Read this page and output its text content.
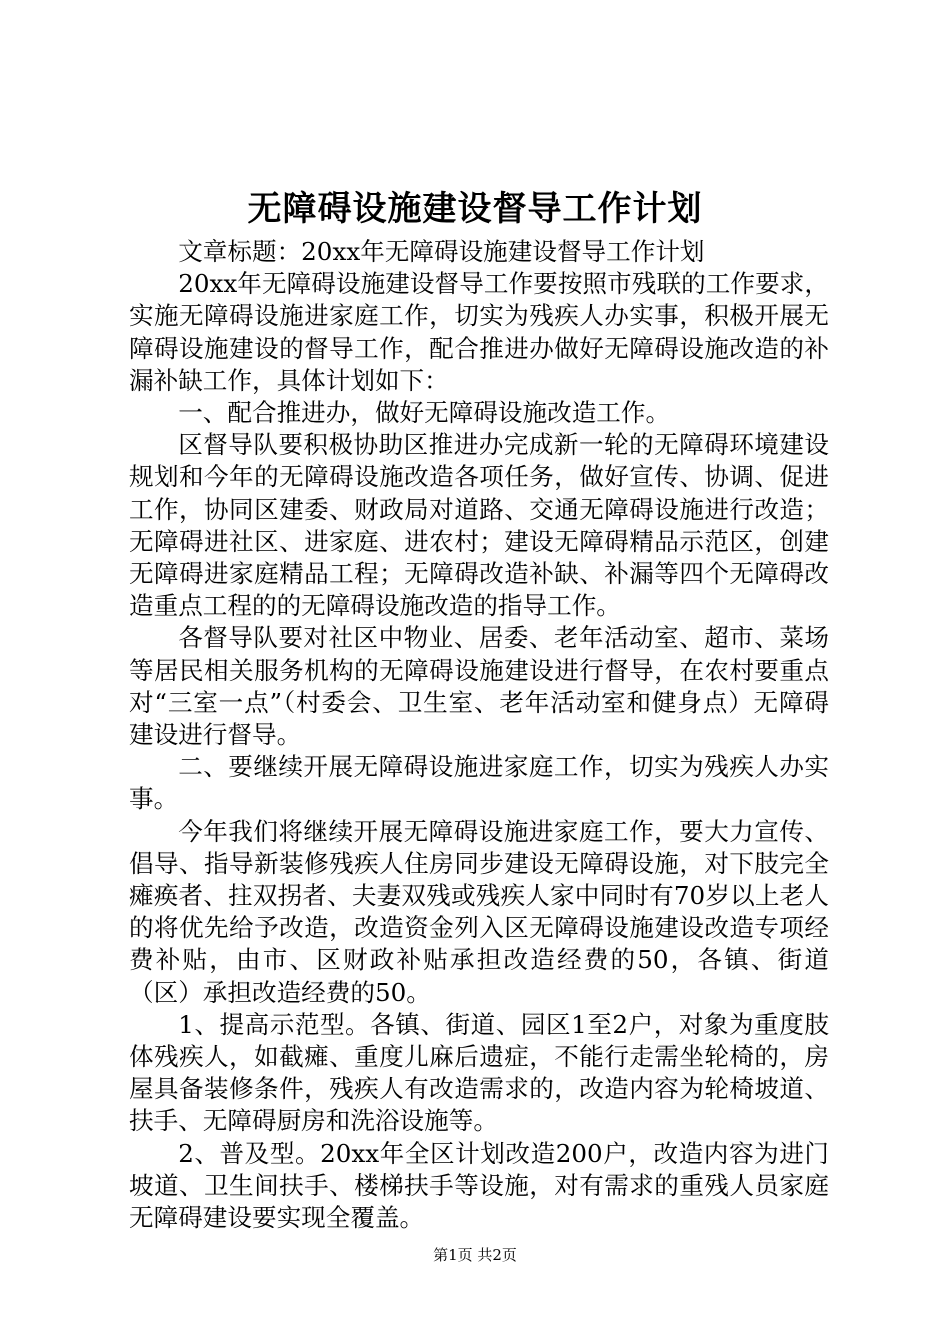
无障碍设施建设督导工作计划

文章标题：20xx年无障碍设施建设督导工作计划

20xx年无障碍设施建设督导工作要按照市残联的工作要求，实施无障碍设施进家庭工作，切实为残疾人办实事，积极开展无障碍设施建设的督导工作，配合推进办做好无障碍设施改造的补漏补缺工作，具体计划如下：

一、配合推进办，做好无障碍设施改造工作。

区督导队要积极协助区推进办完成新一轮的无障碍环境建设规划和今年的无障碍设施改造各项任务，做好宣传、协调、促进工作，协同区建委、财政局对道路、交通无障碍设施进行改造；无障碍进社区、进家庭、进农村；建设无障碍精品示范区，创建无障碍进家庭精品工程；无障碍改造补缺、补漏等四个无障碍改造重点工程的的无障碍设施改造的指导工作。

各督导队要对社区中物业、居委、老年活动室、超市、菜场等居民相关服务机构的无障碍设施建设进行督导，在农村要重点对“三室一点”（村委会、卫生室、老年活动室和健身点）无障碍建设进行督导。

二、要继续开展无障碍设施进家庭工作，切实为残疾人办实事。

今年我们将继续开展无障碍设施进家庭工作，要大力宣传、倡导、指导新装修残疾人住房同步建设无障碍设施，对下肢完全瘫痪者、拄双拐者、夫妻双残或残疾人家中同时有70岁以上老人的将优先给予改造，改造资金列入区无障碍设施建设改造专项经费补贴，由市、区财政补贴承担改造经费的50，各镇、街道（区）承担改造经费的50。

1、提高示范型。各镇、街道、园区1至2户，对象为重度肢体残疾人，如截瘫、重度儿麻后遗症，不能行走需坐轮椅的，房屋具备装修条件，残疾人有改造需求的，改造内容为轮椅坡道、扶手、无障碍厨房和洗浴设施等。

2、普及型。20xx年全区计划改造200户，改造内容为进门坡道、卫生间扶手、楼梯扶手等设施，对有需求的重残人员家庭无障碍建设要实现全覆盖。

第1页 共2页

********

Your objective: Without the pictures, write out every entry precisely as it appears.

Exercise output:
Read this page and output its text content.
无障碍设施建设督导工作计划

文章标题：20xx年无障碍设施建设督导工作计划

20xx年无障碍设施建设督导工作要按照市残联的工作要求，实施无障碍设施进家庭工作，切实为残疾人办实事，积极开展无障碍设施建设的督导工作，配合推进办做好无障碍设施改造的补漏补缺工作，具体计划如下：

一、配合推进办，做好无障碍设施改造工作。

区督导队要积极协助区推进办完成新一轮的无障碍环境建设规划和今年的无障碍设施改造各项任务，做好宣传、协调、促进工作，协同区建委、财政局对道路、交通无障碍设施进行改造；无障碍进社区、进家庭、进农村；建设无障碍精品示范区，创建无障碍进家庭精品工程；无障碍改造补缺、补漏等四个无障碍改造重点工程的的无障碍设施改造的指导工作。

各督导队要对社区中物业、居委、老年活动室、超市、菜场等居民相关服务机构的无障碍设施建设进行督导，在农村要重点对“三室一点”（村委会、卫生室、老年活动室和健身点）无障碍建设进行督导。

二、要继续开展无障碍设施进家庭工作，切实为残疾人办实事。

今年我们将继续开展无障碍设施进家庭工作，要大力宣传、倡导、指导新装修残疾人住房同步建设无障碍设施，对下肢完全瘫痪者、拄双拐者、夫妻双残或残疾人家中同时有70岁以上老人的将优先给予改造，改造资金列入区无障碍设施建设改造专项经费补贴，由市、区财政补贴承担改造经费的50，各镇、街道（区）承担改造经费的50。

1、提高示范型。各镇、街道、园区1至2户，对象为重度肢体残疾人，如截瘫、重度儿麻后遗症，不能行走需坐轮椅的，房屋具备装修条件，残疾人有改造需求的，改造内容为轮椅坡道、扶手、无障碍厨房和洗浴设施等。

2、普及型。20xx年全区计划改造200户，改造内容为进门坡道、卫生间扶手、楼梯扶手等设施，对有需求的重残人员家庭无障碍建设要实现全覆盖。

第1页 共2页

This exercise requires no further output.